▶ STATED PROBLEM:
Copy each line below in which the word "this" occurs.

▶ DATA RECORDS:
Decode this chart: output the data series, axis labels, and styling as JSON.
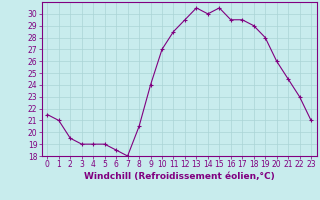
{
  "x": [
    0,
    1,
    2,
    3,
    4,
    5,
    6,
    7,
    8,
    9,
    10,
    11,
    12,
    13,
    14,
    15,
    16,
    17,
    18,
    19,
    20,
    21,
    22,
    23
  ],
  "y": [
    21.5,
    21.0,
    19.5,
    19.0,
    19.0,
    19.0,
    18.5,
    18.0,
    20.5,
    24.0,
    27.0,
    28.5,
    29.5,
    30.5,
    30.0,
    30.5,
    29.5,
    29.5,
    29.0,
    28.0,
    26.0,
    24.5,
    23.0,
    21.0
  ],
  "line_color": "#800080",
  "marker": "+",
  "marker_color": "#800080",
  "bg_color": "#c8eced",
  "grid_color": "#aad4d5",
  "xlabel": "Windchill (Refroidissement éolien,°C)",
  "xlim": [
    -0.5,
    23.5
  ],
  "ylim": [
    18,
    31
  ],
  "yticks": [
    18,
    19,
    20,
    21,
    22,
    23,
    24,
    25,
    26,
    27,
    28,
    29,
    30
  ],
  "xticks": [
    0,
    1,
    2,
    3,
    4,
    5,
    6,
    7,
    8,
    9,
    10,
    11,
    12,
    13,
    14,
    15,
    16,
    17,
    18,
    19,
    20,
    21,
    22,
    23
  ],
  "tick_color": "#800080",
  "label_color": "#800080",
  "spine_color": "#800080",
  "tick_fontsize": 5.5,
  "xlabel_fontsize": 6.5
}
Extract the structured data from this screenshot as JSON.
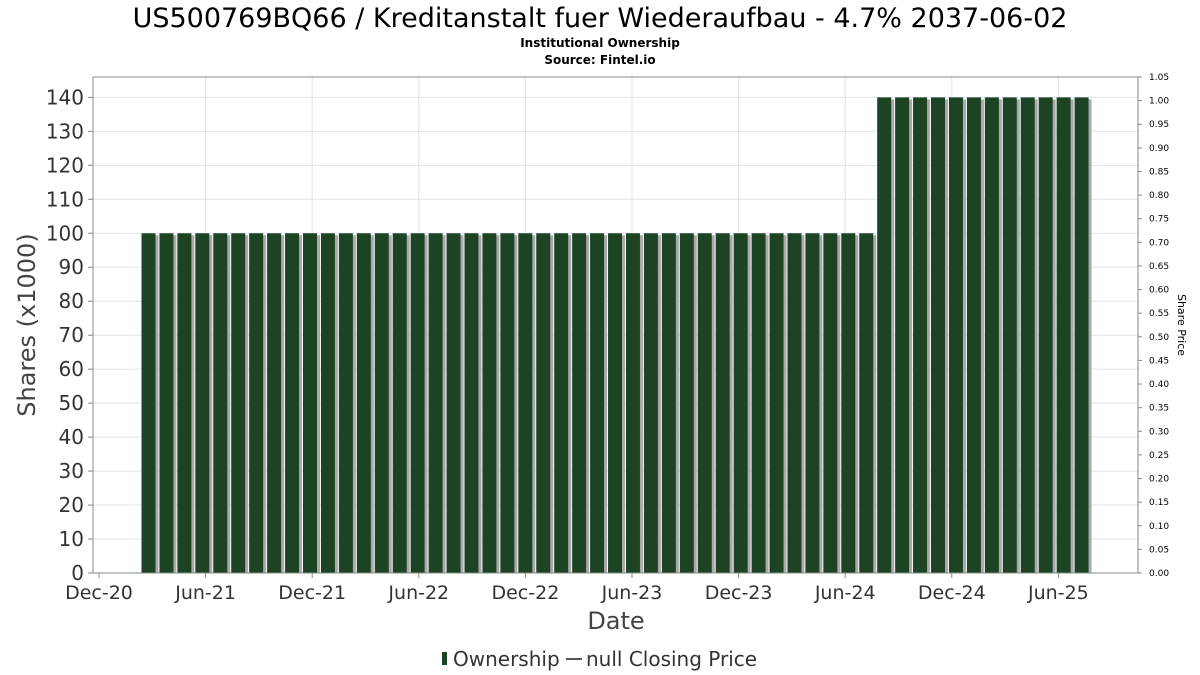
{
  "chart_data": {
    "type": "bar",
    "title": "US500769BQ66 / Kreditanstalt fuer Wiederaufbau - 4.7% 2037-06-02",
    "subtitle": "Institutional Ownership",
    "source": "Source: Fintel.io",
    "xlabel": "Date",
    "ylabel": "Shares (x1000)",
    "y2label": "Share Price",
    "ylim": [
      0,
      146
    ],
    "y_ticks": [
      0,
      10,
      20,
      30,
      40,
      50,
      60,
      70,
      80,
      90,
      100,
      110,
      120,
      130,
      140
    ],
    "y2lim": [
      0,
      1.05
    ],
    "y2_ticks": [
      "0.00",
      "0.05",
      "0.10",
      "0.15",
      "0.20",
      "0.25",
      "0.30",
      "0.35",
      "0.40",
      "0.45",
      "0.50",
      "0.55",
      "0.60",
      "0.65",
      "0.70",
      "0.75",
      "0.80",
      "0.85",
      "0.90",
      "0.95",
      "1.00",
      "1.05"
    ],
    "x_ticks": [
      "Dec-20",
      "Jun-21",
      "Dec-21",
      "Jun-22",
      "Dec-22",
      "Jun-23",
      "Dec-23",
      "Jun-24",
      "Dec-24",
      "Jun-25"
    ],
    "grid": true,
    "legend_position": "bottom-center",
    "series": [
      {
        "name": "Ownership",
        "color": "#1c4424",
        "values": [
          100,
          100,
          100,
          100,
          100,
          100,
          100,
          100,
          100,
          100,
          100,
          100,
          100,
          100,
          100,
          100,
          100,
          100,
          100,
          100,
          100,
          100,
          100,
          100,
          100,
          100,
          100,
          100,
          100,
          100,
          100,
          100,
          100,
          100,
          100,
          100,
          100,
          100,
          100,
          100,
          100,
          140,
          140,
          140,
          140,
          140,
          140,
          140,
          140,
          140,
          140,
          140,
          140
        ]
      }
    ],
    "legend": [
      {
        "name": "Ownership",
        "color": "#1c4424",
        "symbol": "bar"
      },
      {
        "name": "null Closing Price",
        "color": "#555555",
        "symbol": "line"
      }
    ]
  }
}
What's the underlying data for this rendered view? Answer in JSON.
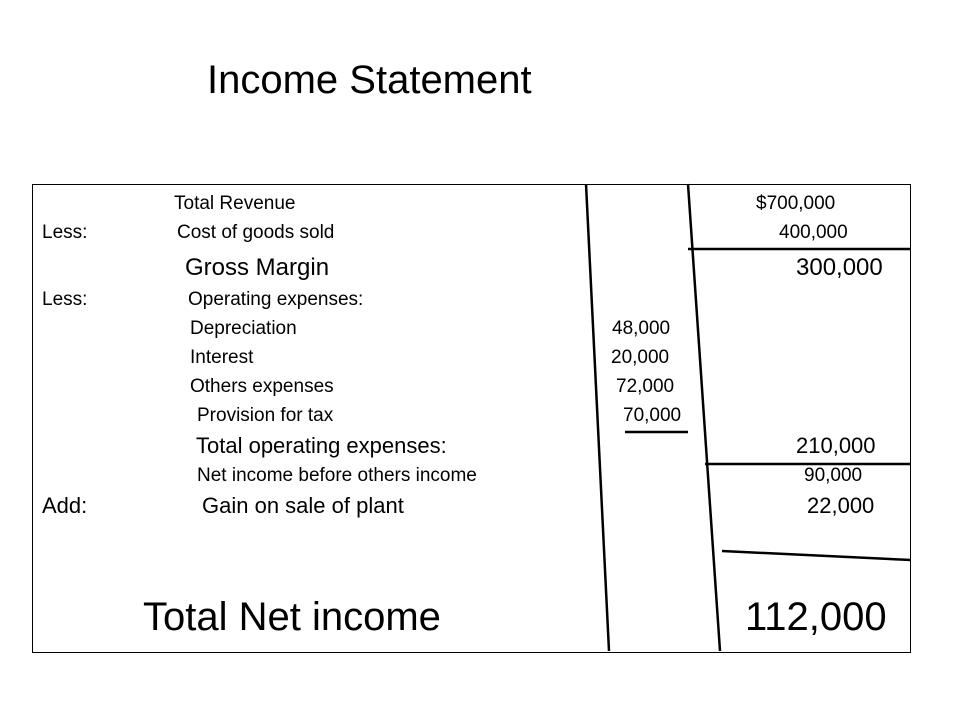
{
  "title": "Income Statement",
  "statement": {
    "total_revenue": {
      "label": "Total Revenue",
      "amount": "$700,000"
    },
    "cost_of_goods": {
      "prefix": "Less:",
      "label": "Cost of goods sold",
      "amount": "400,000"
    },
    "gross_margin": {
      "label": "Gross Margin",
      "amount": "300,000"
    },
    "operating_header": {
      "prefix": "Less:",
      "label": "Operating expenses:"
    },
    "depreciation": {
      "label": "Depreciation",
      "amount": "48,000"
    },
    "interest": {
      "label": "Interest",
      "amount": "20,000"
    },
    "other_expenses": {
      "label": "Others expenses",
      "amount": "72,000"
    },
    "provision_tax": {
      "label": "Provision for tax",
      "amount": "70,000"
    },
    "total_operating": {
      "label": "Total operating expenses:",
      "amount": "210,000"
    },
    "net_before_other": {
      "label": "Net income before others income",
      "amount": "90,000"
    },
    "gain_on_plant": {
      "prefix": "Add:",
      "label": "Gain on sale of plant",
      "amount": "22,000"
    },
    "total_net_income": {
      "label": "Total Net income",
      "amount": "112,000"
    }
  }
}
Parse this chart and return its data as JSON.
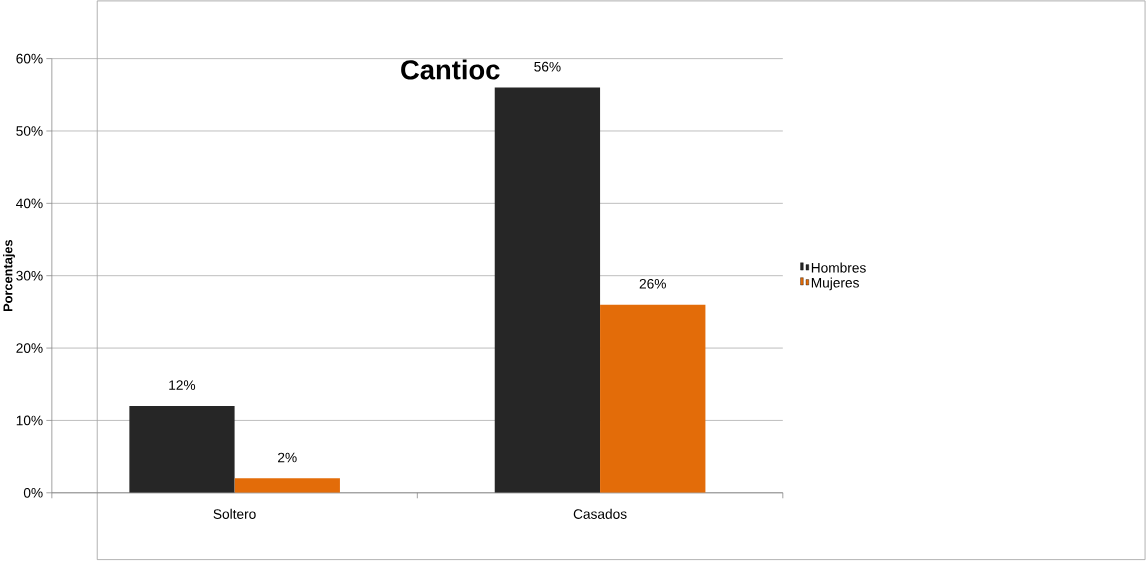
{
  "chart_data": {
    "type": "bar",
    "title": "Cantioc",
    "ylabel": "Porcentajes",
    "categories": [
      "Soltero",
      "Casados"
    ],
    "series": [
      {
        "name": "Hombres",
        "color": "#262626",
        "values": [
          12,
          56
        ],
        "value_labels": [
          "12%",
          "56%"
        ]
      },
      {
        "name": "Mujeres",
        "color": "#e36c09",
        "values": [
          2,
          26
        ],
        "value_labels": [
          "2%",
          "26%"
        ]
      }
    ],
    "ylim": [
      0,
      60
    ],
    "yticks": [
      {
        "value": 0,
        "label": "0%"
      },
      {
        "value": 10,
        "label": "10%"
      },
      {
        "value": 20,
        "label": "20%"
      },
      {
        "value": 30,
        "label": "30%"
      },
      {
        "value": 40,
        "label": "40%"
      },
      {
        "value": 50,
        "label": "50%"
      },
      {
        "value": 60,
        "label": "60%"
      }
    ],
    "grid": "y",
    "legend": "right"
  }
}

▶ RESPONSE TO THE TASK:
Decode this chart: output the data series, axis labels, and styling as JSON.
Extract the structured data from this screenshot as JSON.
What's the underlying data for this rendered view? Answer in JSON.
Parse this chart and return its data as JSON.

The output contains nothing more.